==== TESTO ESTRATTO

Il lago d’Aral: una landa desolata

Nel 2014  le acque del Lago d’Aral, un tempo il quarto lago più grande al mondo, hanno raggiunto il loro livello più basso da oltre 600 anni. Un ‘area di circa 60 000 kmq, una volta ricoperta d’acqua, ora è completamente arida e sterile. Stiamo parlando di una superficie paragonabile alla Lombardia, al Veneto e al Piemonte messi insieme.
Le conseguenze di questo evento sono drammatiche: la salinità del lago è passata da 14 mg/L a 100 mg/L, ovviamente i pesci sono tutti scomparsi insieme alle attività economiche ad essi associate. Inoltre una riduzione drastica delle zone umide insieme a forti cambiamenti climatici nel raggio di 100 km hanno portato all’estinzione di 140 specie di animali dalla zona. La modificazione del clima consiste in inverni più rigidi ed estati più calde insieme a una diminuzione delle precipitazioni. La mancanza di acqua meteorologica non aiuta di certo il lago e le sue condizioni climatiche che continuano a peggiorare. Si forma un ciclo causa-effetto che sembra non aver via d’uscita.

========
==== LISTATO FORNITO

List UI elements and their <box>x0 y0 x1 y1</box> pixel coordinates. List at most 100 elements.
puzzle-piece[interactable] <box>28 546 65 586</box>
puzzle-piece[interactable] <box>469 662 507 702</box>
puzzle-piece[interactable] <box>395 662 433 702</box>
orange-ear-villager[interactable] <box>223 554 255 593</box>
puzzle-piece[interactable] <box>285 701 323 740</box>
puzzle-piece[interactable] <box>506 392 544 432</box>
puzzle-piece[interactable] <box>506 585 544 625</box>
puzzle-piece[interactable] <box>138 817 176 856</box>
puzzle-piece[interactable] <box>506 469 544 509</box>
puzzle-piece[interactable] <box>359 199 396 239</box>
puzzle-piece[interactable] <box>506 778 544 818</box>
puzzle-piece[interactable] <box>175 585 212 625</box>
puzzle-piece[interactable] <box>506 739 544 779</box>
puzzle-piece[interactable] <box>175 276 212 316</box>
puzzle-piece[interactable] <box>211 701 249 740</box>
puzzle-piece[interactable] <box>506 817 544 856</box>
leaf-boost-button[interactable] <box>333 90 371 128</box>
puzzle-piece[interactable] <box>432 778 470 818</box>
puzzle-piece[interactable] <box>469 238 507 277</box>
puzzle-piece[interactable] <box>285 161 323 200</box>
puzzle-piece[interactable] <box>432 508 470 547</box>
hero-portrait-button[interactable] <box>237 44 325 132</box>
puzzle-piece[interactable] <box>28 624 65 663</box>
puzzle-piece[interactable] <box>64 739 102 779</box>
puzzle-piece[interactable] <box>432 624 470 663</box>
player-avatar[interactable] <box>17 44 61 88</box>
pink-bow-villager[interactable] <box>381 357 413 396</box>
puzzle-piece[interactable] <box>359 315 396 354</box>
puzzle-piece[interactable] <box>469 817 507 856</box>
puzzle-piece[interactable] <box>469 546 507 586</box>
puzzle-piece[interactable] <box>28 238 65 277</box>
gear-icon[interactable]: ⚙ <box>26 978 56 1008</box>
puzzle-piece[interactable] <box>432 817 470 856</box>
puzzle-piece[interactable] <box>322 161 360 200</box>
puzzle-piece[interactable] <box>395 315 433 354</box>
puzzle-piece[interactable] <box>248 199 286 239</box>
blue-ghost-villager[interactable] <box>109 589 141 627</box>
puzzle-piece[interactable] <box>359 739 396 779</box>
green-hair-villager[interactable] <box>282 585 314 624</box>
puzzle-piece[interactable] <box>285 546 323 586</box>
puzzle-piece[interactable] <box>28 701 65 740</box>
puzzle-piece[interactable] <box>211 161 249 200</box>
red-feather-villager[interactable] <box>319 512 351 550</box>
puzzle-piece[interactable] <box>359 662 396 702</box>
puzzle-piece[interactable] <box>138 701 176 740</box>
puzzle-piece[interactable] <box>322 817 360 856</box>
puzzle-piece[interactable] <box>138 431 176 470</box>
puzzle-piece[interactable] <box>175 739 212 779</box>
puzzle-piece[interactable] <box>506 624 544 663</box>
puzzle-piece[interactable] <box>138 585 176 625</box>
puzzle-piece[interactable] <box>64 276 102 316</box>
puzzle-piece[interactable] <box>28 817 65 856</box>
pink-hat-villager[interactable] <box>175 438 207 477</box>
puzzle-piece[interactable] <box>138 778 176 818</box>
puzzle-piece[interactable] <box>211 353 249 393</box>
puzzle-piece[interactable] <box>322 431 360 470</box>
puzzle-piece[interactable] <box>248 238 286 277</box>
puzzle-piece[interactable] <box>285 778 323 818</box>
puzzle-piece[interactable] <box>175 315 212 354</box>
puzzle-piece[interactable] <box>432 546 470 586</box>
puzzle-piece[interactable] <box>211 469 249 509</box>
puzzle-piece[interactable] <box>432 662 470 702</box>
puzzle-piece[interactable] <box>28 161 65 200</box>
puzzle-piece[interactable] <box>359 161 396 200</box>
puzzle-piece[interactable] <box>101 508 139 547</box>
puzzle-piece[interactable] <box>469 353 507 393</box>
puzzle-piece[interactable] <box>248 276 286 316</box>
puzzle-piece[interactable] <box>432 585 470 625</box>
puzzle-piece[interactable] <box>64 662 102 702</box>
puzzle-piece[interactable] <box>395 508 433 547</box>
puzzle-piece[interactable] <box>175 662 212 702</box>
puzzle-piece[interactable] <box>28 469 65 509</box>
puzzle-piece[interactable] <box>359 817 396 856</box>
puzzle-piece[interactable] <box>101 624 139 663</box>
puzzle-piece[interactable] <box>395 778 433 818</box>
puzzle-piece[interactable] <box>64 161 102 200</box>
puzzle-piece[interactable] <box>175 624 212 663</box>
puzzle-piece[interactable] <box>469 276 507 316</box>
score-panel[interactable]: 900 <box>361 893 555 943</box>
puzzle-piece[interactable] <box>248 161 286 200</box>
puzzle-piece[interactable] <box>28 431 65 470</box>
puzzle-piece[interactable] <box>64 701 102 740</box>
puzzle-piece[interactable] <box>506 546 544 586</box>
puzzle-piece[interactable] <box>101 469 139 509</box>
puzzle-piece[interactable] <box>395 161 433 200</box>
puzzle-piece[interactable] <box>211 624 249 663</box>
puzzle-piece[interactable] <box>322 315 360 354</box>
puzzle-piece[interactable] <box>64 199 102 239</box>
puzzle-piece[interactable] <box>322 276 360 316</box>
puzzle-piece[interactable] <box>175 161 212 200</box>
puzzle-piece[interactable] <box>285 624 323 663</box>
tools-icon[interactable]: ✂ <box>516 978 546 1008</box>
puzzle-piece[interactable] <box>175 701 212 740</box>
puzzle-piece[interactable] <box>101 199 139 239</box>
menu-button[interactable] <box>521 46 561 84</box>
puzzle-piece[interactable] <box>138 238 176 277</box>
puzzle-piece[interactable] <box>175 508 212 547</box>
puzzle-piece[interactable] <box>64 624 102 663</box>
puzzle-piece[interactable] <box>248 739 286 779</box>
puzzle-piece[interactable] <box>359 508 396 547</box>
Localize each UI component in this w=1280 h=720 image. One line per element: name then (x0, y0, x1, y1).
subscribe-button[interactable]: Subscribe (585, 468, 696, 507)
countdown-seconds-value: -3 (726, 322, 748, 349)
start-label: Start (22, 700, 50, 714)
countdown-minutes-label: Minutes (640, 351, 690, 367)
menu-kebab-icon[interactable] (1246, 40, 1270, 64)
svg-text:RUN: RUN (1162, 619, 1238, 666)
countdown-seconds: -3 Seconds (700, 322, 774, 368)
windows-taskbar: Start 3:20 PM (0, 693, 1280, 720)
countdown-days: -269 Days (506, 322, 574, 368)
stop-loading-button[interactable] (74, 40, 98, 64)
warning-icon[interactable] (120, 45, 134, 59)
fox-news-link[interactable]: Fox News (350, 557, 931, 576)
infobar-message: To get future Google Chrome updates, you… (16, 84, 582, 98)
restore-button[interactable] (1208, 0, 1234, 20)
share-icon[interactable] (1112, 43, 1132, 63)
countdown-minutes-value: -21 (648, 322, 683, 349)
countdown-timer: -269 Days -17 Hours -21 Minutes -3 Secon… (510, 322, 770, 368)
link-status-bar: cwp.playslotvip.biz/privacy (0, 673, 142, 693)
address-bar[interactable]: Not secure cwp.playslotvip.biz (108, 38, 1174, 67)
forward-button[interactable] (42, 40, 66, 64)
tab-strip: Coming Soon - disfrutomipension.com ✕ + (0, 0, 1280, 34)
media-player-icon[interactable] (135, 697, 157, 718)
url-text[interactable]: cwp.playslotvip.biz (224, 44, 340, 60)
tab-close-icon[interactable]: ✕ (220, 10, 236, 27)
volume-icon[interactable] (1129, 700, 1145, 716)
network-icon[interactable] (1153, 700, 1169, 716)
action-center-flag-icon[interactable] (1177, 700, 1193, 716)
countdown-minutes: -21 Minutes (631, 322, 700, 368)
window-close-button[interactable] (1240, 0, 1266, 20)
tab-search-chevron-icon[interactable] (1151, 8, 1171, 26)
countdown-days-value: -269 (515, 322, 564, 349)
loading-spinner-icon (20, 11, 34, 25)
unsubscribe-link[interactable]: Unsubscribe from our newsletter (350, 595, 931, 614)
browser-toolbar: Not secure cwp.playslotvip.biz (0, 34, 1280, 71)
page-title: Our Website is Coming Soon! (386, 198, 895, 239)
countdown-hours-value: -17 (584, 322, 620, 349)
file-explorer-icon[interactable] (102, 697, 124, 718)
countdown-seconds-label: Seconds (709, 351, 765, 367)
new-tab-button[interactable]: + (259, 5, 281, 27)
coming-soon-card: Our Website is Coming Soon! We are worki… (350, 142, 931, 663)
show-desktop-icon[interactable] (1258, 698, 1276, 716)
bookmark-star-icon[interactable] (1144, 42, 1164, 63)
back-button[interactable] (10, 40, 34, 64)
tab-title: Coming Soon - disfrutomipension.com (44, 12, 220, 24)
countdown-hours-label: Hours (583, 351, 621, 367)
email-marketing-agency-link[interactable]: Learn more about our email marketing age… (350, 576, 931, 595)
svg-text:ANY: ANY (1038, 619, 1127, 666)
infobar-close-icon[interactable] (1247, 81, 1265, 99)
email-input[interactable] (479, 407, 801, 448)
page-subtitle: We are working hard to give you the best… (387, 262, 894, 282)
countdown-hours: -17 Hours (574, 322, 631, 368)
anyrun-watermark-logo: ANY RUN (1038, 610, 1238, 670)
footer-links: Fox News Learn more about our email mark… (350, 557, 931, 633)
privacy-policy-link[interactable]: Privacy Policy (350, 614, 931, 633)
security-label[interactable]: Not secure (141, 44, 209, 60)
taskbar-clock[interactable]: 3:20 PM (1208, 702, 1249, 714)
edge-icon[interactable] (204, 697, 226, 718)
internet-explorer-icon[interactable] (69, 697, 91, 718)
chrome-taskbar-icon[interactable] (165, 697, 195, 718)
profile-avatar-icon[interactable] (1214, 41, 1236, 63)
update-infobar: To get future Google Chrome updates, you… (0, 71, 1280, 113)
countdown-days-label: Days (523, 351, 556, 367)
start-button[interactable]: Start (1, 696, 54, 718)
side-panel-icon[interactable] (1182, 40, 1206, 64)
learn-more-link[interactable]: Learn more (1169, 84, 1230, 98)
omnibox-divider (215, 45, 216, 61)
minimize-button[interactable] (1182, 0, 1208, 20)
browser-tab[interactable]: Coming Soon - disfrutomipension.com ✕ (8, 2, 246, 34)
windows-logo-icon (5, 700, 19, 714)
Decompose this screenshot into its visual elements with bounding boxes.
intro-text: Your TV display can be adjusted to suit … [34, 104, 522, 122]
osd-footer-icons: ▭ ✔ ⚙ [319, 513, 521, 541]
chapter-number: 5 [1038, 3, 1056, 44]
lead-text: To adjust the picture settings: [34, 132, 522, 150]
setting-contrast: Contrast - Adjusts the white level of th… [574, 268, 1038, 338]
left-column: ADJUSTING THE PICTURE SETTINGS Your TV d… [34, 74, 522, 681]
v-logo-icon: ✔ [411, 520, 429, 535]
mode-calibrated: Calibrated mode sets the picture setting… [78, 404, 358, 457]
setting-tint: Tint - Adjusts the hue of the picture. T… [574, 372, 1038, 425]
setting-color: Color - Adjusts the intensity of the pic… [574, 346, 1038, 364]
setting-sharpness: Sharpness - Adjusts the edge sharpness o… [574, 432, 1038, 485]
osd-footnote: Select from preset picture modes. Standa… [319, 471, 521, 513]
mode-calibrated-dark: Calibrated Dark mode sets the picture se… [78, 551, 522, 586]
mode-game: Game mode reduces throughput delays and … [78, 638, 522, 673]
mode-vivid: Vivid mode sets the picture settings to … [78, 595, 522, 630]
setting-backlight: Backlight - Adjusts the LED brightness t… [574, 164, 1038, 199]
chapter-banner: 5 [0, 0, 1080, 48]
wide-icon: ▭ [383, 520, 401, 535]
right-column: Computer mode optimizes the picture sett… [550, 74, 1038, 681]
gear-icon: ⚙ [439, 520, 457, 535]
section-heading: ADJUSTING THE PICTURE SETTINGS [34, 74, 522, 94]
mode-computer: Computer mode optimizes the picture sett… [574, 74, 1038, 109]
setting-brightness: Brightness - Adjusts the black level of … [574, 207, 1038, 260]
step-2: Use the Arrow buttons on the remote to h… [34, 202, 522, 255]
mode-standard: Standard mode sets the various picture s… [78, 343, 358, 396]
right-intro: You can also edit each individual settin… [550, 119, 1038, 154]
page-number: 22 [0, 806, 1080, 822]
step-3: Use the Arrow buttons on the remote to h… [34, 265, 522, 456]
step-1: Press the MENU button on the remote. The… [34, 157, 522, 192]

========

ISTRUZIONE 1: Riproduci il passo del testo sul lago d'Aral che comincia con "Le conseguenze di" e prosegue fino a "aver via d’uscita.", entrambi compresi.
ISTRUZIONE 2: Riscrivi come elenco numerato le righe del listato, dalla prima fino alla riga con "orange-ear-villager[interactable] <box>223 554" inclusa, tralasciando le righe vuote.

RISULTATO 1:
Le conseguenze di questo evento sono drammatiche: la salinità del lago è passata da 14 mg/L a 100 mg/L, ovviamente i pesci sono tutti scomparsi insieme alle attività economiche ad essi associate. Inoltre una riduzione drastica delle zone umide insieme a forti cambiamenti climatici nel raggio di 100 km hanno portato all’estinzione di 140 specie di animali dalla zona. La modificazione del clima consiste in inverni più rigidi ed estati più calde insieme a una diminuzione delle precipitazioni. La mancanza di acqua meteorologica non aiuta di certo il lago e le sue condizioni climatiche che continuano a peggiorare. Si forma un ciclo causa-effetto che sembra non aver via d’uscita.

RISULTATO 2:
1. List UI elements and their <box>x0 y0 x1 y1</box> pixel coordinates. List at most 100 elements.
2. puzzle-piece[interactable] <box>28 546 65 586</box>
3. puzzle-piece[interactable] <box>469 662 507 702</box>
4. puzzle-piece[interactable] <box>395 662 433 702</box>
5. orange-ear-villager[interactable] <box>223 554 255 593</box>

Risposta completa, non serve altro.